• _Directions for this task_: What follows is a block of records; restate each one word for word.
---------- Dataset entries
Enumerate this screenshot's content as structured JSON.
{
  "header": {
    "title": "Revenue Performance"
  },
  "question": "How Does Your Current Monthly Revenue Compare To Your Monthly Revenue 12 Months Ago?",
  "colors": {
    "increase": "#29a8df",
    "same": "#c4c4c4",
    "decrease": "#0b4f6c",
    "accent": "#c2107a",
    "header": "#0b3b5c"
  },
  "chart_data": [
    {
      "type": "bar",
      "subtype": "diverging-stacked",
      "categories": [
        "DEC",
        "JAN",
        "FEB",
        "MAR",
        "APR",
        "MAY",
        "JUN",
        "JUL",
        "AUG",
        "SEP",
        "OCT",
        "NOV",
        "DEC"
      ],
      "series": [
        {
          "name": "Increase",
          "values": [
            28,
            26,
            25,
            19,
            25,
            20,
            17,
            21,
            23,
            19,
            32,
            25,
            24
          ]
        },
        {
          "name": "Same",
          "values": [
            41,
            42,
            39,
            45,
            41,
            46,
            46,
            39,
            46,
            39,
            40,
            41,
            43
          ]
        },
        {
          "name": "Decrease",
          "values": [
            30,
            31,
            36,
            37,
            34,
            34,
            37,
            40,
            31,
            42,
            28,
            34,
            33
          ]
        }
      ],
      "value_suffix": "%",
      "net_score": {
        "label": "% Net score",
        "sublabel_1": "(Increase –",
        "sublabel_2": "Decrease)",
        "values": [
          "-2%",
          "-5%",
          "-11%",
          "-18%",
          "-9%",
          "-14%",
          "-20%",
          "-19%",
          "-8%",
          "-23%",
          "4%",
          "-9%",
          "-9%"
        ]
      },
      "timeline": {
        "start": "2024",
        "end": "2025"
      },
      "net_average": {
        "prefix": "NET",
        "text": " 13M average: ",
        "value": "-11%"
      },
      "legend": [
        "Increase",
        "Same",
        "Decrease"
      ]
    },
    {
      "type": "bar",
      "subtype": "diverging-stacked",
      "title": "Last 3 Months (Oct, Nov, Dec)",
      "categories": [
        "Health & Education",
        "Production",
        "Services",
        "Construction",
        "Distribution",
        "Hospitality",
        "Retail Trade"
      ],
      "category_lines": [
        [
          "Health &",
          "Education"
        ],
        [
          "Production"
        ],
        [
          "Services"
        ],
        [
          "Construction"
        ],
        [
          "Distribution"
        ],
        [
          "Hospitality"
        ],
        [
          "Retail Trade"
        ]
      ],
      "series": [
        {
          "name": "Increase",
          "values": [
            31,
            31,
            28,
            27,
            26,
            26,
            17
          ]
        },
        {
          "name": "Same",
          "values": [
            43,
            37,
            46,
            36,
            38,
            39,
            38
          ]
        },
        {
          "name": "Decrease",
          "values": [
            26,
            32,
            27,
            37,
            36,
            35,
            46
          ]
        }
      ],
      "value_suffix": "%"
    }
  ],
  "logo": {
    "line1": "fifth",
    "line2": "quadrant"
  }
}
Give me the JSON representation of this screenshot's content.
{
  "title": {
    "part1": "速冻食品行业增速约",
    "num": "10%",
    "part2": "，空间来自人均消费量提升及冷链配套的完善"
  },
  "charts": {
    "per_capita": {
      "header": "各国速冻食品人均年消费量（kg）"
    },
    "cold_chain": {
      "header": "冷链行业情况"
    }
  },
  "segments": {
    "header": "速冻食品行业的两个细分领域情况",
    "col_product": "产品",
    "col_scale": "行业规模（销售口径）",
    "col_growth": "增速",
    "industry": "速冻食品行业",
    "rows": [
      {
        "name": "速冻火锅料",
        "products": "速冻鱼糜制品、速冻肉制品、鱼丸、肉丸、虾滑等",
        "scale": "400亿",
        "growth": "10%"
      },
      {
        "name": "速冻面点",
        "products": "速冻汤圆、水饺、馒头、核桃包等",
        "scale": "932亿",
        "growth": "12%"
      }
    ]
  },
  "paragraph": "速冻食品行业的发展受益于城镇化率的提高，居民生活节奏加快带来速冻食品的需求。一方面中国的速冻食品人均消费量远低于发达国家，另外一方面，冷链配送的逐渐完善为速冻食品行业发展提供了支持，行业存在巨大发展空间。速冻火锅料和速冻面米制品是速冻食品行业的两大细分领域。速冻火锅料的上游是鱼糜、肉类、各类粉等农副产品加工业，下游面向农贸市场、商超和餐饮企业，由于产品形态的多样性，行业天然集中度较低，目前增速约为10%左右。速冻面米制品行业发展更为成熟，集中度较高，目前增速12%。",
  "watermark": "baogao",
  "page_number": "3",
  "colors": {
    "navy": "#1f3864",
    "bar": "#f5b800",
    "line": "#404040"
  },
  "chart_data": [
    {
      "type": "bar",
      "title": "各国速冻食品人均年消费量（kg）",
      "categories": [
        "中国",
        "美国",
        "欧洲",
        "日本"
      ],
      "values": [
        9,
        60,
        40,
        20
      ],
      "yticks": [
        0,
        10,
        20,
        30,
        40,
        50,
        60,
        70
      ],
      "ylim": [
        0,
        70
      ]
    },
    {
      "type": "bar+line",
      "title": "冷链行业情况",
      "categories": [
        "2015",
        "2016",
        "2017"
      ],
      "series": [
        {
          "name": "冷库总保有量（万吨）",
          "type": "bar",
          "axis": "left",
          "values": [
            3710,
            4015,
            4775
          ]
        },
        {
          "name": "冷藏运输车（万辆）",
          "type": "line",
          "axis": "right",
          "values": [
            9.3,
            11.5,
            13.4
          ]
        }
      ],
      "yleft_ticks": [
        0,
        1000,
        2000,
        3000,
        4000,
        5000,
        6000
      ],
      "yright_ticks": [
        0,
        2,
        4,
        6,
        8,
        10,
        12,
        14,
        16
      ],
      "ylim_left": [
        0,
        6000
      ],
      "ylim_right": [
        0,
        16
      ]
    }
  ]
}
--------------------
• _Right answer_:
Enumerate this screenshot's content as structured JSON.
{
  "header": {
    "title": "Revenue Performance"
  },
  "question": "How Does Your Current Monthly Revenue Compare To Your Monthly Revenue 12 Months Ago?",
  "colors": {
    "increase": "#29a8df",
    "same": "#c4c4c4",
    "decrease": "#0b4f6c",
    "accent": "#c2107a",
    "header": "#0b3b5c"
  },
  "chart_data": [
    {
      "type": "bar",
      "subtype": "diverging-stacked",
      "categories": [
        "DEC",
        "JAN",
        "FEB",
        "MAR",
        "APR",
        "MAY",
        "JUN",
        "JUL",
        "AUG",
        "SEP",
        "OCT",
        "NOV",
        "DEC"
      ],
      "series": [
        {
          "name": "Increase",
          "values": [
            28,
            26,
            25,
            19,
            25,
            20,
            17,
            21,
            23,
            19,
            32,
            25,
            24
          ]
        },
        {
          "name": "Same",
          "values": [
            41,
            42,
            39,
            45,
            41,
            46,
            46,
            39,
            46,
            39,
            40,
            41,
            43
          ]
        },
        {
          "name": "Decrease",
          "values": [
            30,
            31,
            36,
            37,
            34,
            34,
            37,
            40,
            31,
            42,
            28,
            34,
            33
          ]
        }
      ],
      "value_suffix": "%",
      "net_score": {
        "label": "% Net score",
        "sublabel_1": "(Increase –",
        "sublabel_2": "Decrease)",
        "values": [
          "-2%",
          "-5%",
          "-11%",
          "-18%",
          "-9%",
          "-14%",
          "-20%",
          "-19%",
          "-8%",
          "-23%",
          "4%",
          "-9%",
          "-9%"
        ]
      },
      "timeline": {
        "start": "2024",
        "end": "2025"
      },
      "net_average": {
        "prefix": "NET",
        "text": " 13M average: ",
        "value": "-11%"
      },
      "legend": [
        "Increase",
        "Same",
        "Decrease"
      ]
    },
    {
      "type": "bar",
      "subtype": "diverging-stacked",
      "title": "Last 3 Months (Oct, Nov, Dec)",
      "categories": [
        "Health & Education",
        "Production",
        "Services",
        "Construction",
        "Distribution",
        "Hospitality",
        "Retail Trade"
      ],
      "category_lines": [
        [
          "Health &",
          "Education"
        ],
        [
          "Production"
        ],
        [
          "Services"
        ],
        [
          "Construction"
        ],
        [
          "Distribution"
        ],
        [
          "Hospitality"
        ],
        [
          "Retail Trade"
        ]
      ],
      "series": [
        {
          "name": "Increase",
          "values": [
            31,
            31,
            28,
            27,
            26,
            26,
            17
          ]
        },
        {
          "name": "Same",
          "values": [
            43,
            37,
            46,
            36,
            38,
            39,
            38
          ]
        },
        {
          "name": "Decrease",
          "values": [
            26,
            32,
            27,
            37,
            36,
            35,
            46
          ]
        }
      ],
      "value_suffix": "%"
    }
  ],
  "logo": {
    "line1": "fifth",
    "line2": "quadrant"
  }
}
Give me the JSON representation of this screenshot's content.
{
  "title": {
    "part1": "速冻食品行业增速约",
    "num": "10%",
    "part2": "，空间来自人均消费量提升及冷链配套的完善"
  },
  "charts": {
    "per_capita": {
      "header": "各国速冻食品人均年消费量（kg）"
    },
    "cold_chain": {
      "header": "冷链行业情况"
    }
  },
  "segments": {
    "header": "速冻食品行业的两个细分领域情况",
    "col_product": "产品",
    "col_scale": "行业规模（销售口径）",
    "col_growth": "增速",
    "industry": "速冻食品行业",
    "rows": [
      {
        "name": "速冻火锅料",
        "products": "速冻鱼糜制品、速冻肉制品、鱼丸、肉丸、虾滑等",
        "scale": "400亿",
        "growth": "10%"
      },
      {
        "name": "速冻面点",
        "products": "速冻汤圆、水饺、馒头、核桃包等",
        "scale": "932亿",
        "growth": "12%"
      }
    ]
  },
  "paragraph": "速冻食品行业的发展受益于城镇化率的提高，居民生活节奏加快带来速冻食品的需求。一方面中国的速冻食品人均消费量远低于发达国家，另外一方面，冷链配送的逐渐完善为速冻食品行业发展提供了支持，行业存在巨大发展空间。速冻火锅料和速冻面米制品是速冻食品行业的两大细分领域。速冻火锅料的上游是鱼糜、肉类、各类粉等农副产品加工业，下游面向农贸市场、商超和餐饮企业，由于产品形态的多样性，行业天然集中度较低，目前增速约为10%左右。速冻面米制品行业发展更为成熟，集中度较高，目前增速12%。",
  "watermark": "baogao",
  "page_number": "3",
  "colors": {
    "navy": "#1f3864",
    "bar": "#f5b800",
    "line": "#404040"
  },
  "chart_data": [
    {
      "type": "bar",
      "title": "各国速冻食品人均年消费量（kg）",
      "categories": [
        "中国",
        "美国",
        "欧洲",
        "日本"
      ],
      "values": [
        9,
        60,
        40,
        20
      ],
      "yticks": [
        0,
        10,
        20,
        30,
        40,
        50,
        60,
        70
      ],
      "ylim": [
        0,
        70
      ]
    },
    {
      "type": "bar+line",
      "title": "冷链行业情况",
      "categories": [
        "2015",
        "2016",
        "2017"
      ],
      "series": [
        {
          "name": "冷库总保有量（万吨）",
          "type": "bar",
          "axis": "left",
          "values": [
            3710,
            4015,
            4775
          ]
        },
        {
          "name": "冷藏运输车（万辆）",
          "type": "line",
          "axis": "right",
          "values": [
            9.3,
            11.5,
            13.4
          ]
        }
      ],
      "yleft_ticks": [
        0,
        1000,
        2000,
        3000,
        4000,
        5000,
        6000
      ],
      "yright_ticks": [
        0,
        2,
        4,
        6,
        8,
        10,
        12,
        14,
        16
      ],
      "ylim_left": [
        0,
        6000
      ],
      "ylim_right": [
        0,
        16
      ]
    }
  ]
}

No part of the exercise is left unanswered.